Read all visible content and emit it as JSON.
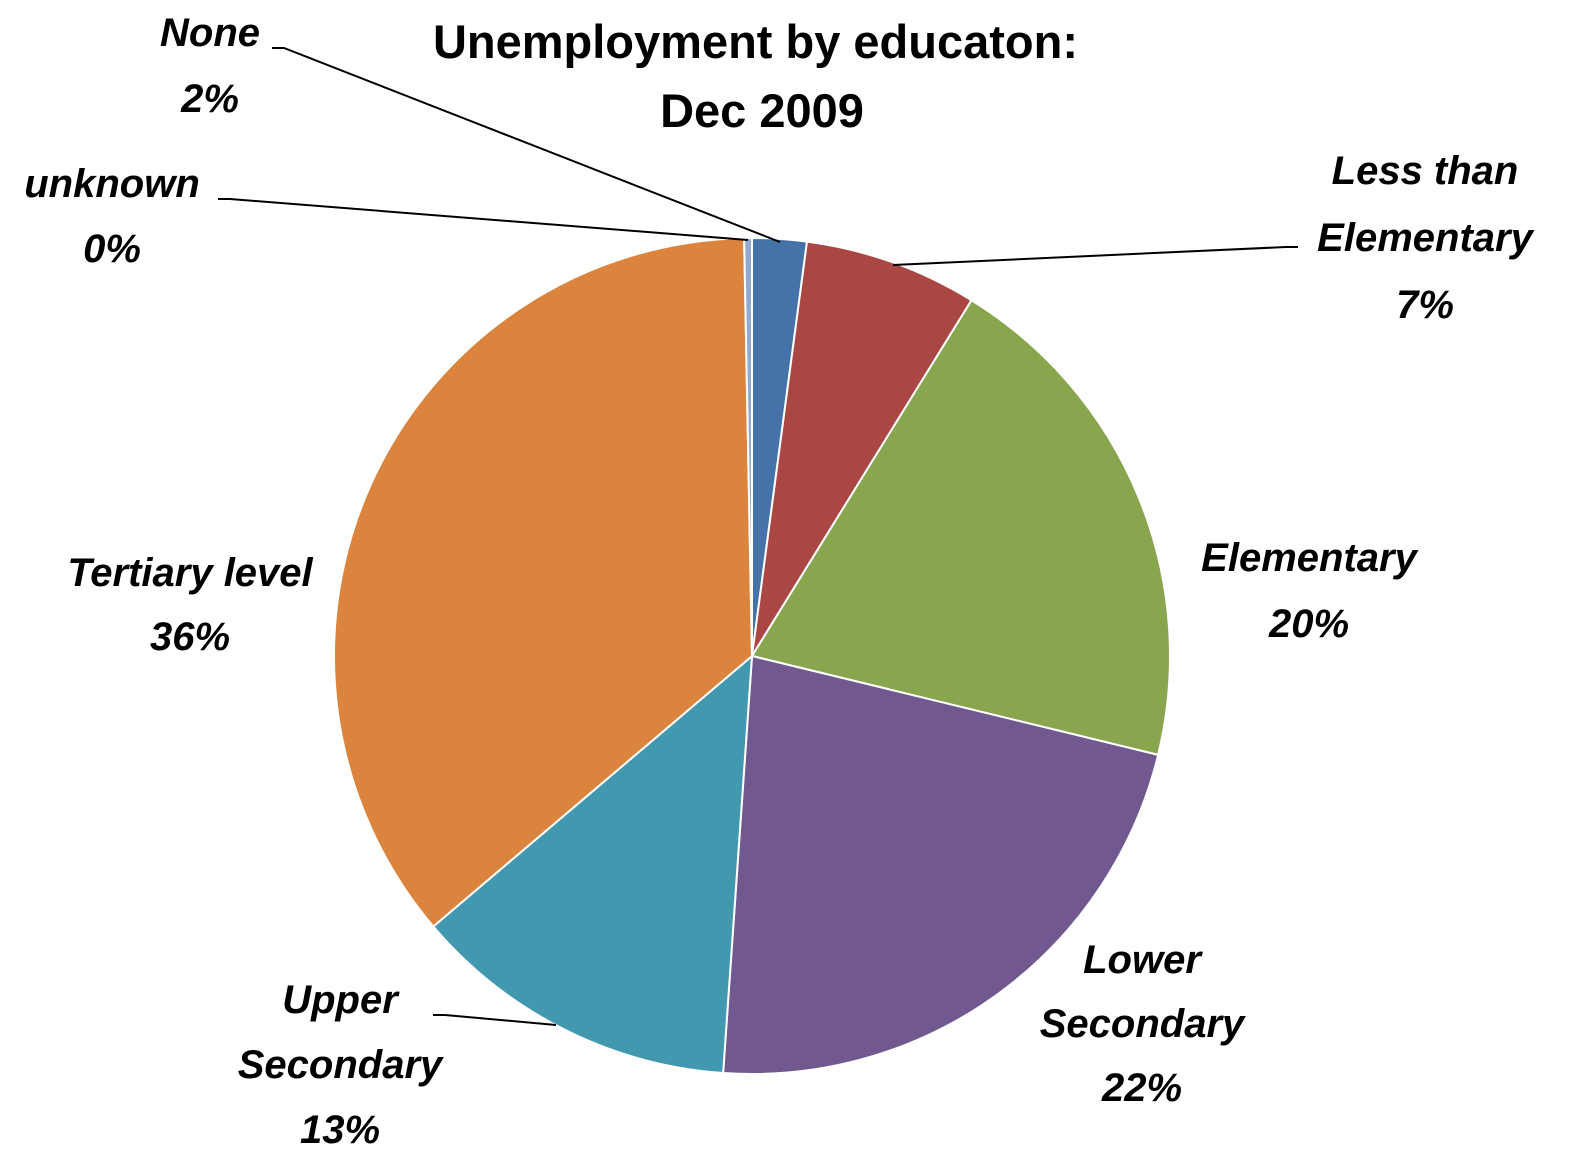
{
  "chart_data": {
    "type": "pie",
    "title": [
      "Unemployment by educaton:",
      "Dec 2009"
    ],
    "start_angle_deg": 0,
    "direction": "clockwise",
    "slices": [
      {
        "label": [
          "None"
        ],
        "percent_label": "2%",
        "value": 2.1,
        "color": "#4572A7"
      },
      {
        "label": [
          "Less than",
          "Elementary"
        ],
        "percent_label": "7%",
        "value": 6.7,
        "color": "#AA4643"
      },
      {
        "label": [
          "Elementary"
        ],
        "percent_label": "20%",
        "value": 20.0,
        "color": "#89A54E"
      },
      {
        "label": [
          "Lower",
          "Secondary"
        ],
        "percent_label": "22%",
        "value": 22.3,
        "color": "#71588F"
      },
      {
        "label": [
          "Upper",
          "Secondary"
        ],
        "percent_label": "13%",
        "value": 12.7,
        "color": "#4198AF"
      },
      {
        "label": [
          "Tertiary level"
        ],
        "percent_label": "36%",
        "value": 35.9,
        "color": "#DB843D"
      },
      {
        "label": [
          "unknown"
        ],
        "percent_label": "0%",
        "value": 0.3,
        "color": "#93A9CF"
      }
    ]
  }
}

Problem requirements:
Write the lines above out again exactly, without any of their pictures.

Answer to the task:
Read all visible content and emit it as JSON.
{
  "chart_data": {
    "type": "pie",
    "title": [
      "Unemployment by educaton:",
      "Dec 2009"
    ],
    "start_angle_deg": 0,
    "direction": "clockwise",
    "slices": [
      {
        "label": [
          "None"
        ],
        "percent_label": "2%",
        "value": 2.1,
        "color": "#4572A7"
      },
      {
        "label": [
          "Less than",
          "Elementary"
        ],
        "percent_label": "7%",
        "value": 6.7,
        "color": "#AA4643"
      },
      {
        "label": [
          "Elementary"
        ],
        "percent_label": "20%",
        "value": 20.0,
        "color": "#89A54E"
      },
      {
        "label": [
          "Lower",
          "Secondary"
        ],
        "percent_label": "22%",
        "value": 22.3,
        "color": "#71588F"
      },
      {
        "label": [
          "Upper",
          "Secondary"
        ],
        "percent_label": "13%",
        "value": 12.7,
        "color": "#4198AF"
      },
      {
        "label": [
          "Tertiary level"
        ],
        "percent_label": "36%",
        "value": 35.9,
        "color": "#DB843D"
      },
      {
        "label": [
          "unknown"
        ],
        "percent_label": "0%",
        "value": 0.3,
        "color": "#93A9CF"
      }
    ]
  }
}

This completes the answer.